Brano selezionato -
□ □ □

E’ il 1970, quando il cantante/chitarrista "Lonesome"
Dave Peverett, il bassista Tony Stevens, e il batterista Roger Earl
lasciano la band dei Savoy Brown (una sorta di porto di mare in cui
decine di musicisti entrano e escono alla velocità della luce), subito
dopo la pubblicazione del fortunato Looking It.
I
tre, a cui si aggiunge ben presto il chitarrista Rod Price, hanno le
idee ben chiare: mettere a frutto l’importante esperienza appena vissuta
e fare propria la lezione hard blues mandata a memoria durante la
militanza alla corte di Kim Simmonds. E visto che quella musica, pur
derivante da una solida tradizione anglosassone, aveva radici negli
Stati Uniti, Peverett e soci attraversano l’oceano per firmare un
contratto con la Bearsville Records, nuova etichetta gestita da Albert Grossman.
E
fanno benissimo, perché il loro primo, omonimo disco, pubblicato nel
1972, se in patria passa completamente inosservato, negli States, grazie
a un paio di cover azzeccatissime e alla lucida produzione di Dave
Edmunds, entra in classifica e attira l’attenzione mediatica sulla band.

□ □ □

Dati forniti -
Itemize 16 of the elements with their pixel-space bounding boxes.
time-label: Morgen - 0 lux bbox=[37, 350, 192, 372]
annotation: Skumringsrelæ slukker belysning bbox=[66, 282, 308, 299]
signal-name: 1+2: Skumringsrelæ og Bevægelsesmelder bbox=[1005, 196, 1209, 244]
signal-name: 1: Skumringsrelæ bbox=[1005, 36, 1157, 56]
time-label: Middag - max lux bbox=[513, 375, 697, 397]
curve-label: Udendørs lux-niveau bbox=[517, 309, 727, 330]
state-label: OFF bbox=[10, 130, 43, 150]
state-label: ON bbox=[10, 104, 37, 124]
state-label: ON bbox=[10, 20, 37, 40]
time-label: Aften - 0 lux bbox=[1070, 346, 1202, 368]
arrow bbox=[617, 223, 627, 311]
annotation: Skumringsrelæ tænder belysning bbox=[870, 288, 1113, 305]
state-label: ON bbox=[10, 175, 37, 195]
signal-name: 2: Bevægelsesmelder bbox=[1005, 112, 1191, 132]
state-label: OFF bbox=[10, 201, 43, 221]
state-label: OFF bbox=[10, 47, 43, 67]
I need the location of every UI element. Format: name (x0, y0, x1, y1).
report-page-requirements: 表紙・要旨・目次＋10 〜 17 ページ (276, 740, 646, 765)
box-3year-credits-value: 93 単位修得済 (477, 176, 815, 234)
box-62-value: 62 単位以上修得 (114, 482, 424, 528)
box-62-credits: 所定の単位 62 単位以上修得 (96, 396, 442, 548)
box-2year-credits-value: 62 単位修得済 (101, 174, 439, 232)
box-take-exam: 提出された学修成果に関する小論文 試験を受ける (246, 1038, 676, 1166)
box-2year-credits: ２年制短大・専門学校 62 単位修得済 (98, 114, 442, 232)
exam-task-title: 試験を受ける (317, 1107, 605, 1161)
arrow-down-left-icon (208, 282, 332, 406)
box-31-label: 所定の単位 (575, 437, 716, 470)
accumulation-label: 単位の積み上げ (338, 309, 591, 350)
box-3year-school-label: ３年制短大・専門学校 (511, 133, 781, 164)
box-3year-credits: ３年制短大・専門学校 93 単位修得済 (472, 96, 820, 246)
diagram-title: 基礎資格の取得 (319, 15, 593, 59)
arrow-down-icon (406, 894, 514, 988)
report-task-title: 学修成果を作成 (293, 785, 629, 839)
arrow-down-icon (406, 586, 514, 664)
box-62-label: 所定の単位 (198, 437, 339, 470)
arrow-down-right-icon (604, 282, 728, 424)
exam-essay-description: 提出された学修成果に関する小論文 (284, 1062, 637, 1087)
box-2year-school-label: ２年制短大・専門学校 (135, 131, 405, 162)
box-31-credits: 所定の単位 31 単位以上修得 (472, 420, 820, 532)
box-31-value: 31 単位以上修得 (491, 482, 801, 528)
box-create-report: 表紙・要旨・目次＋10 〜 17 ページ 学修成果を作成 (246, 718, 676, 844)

□ □ □

Compito - Elenca tutte le persone citate per nome nel brano. I record non hanno nulla a che vedere con il brano.

Esito del compito - Dave Peverett, Tony Stevens, Roger Earl, Rod Price, Kim Simmonds, Albert Grossman, Dave Edmunds